_Task goal_:
Check every line of the entries below for the word "data", and copy the ones that have it.

_Entries supplied_:
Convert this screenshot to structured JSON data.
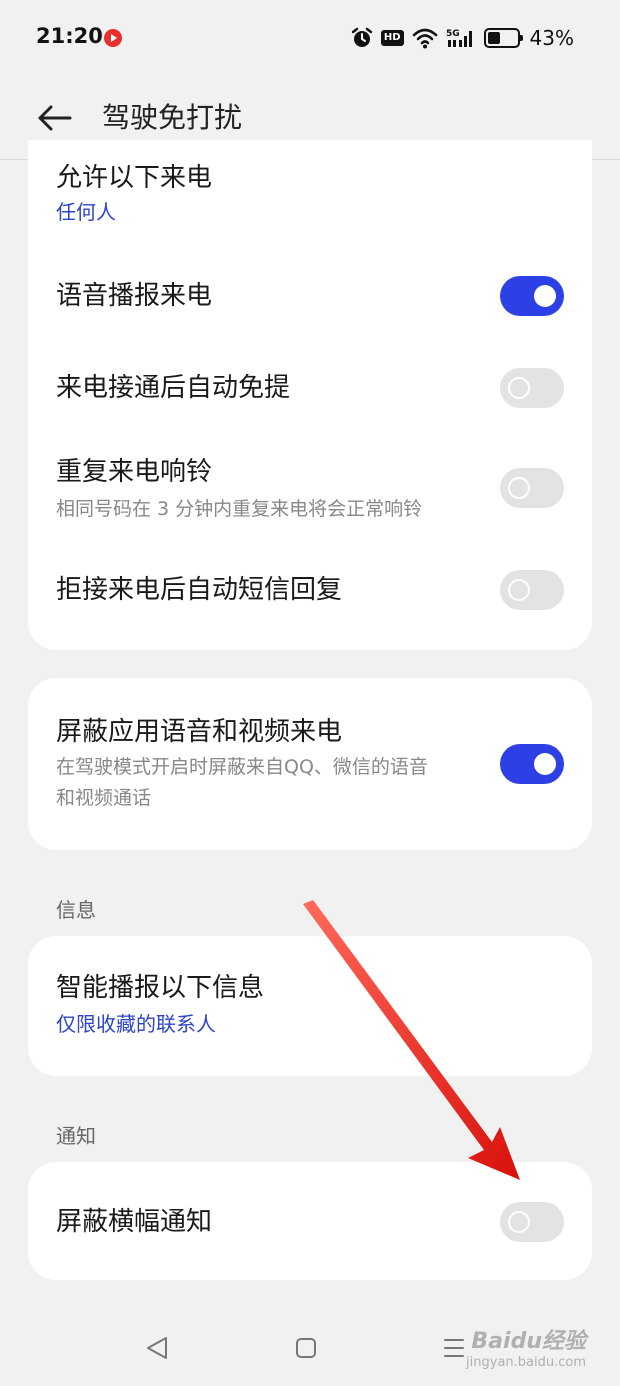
{
  "status_bar": {
    "time": "21:20",
    "indicators": [
      "alarm-icon",
      "hd-icon",
      "wifi-icon",
      "5g-signal-icon"
    ],
    "hd_label": "HD",
    "network_label": "5G",
    "battery_percent": "43%",
    "battery_level": 0.43
  },
  "header": {
    "title": "驾驶免打扰",
    "back_icon": "arrow-left-icon"
  },
  "calls_card": {
    "allow_calls": {
      "title": "允许以下来电",
      "value": "任何人"
    },
    "voice_announce": {
      "title": "语音播报来电",
      "enabled": true
    },
    "auto_handsfree": {
      "title": "来电接通后自动免提",
      "enabled": false
    },
    "repeat_ring": {
      "title": "重复来电响铃",
      "subtitle": "相同号码在 3 分钟内重复来电将会正常响铃",
      "enabled": false
    },
    "auto_sms": {
      "title": "拒接来电后自动短信回复",
      "enabled": false
    }
  },
  "block_app_calls": {
    "title": "屏蔽应用语音和视频来电",
    "subtitle_line1": "在驾驶模式开启时屏蔽来自QQ、微信的语音",
    "subtitle_line2": "和视频通话",
    "enabled": true
  },
  "messages_section": {
    "label": "信息",
    "smart_announce": {
      "title": "智能播报以下信息",
      "value": "仅限收藏的联系人"
    }
  },
  "notifications_section": {
    "label": "通知",
    "block_banner": {
      "title": "屏蔽横幅通知",
      "enabled": false
    }
  },
  "nav_bar": {
    "buttons": [
      "back-triangle-icon",
      "home-square-icon",
      "menu-lines-icon"
    ]
  },
  "watermark": {
    "main": "Baidu经验",
    "sub": "jingyan.baidu.com"
  },
  "colors": {
    "accent": "#2c40e6",
    "link": "#2c45c9",
    "background": "#f1f1f1",
    "card": "#ffffff",
    "annotation_arrow": "#e8201c"
  }
}
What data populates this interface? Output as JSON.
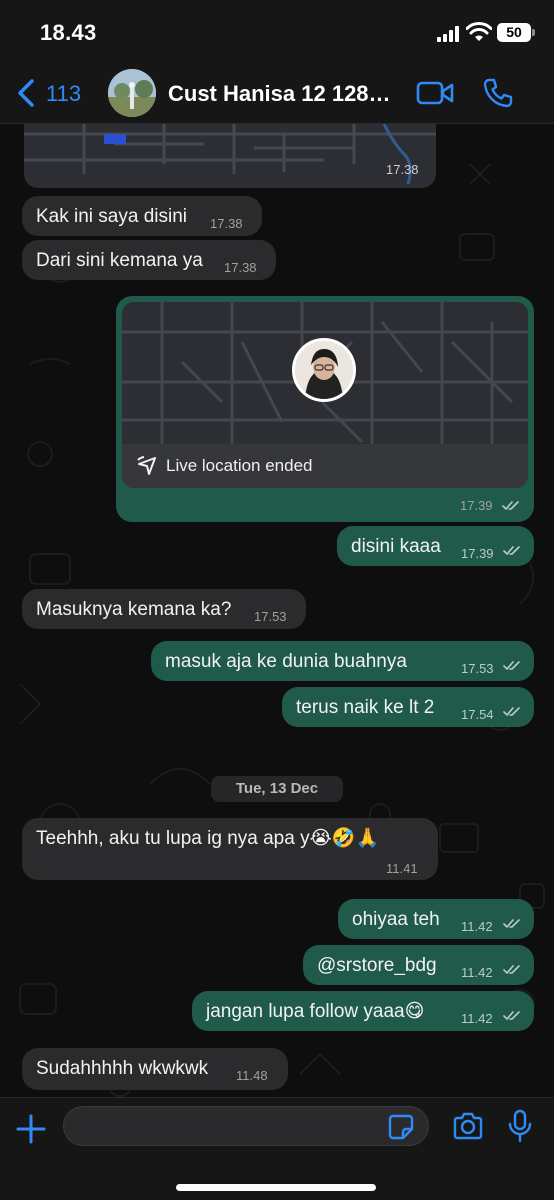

_Written solution_:
Convert this screenshot to structured JSON data.
What data populates this interface? Output as JSON.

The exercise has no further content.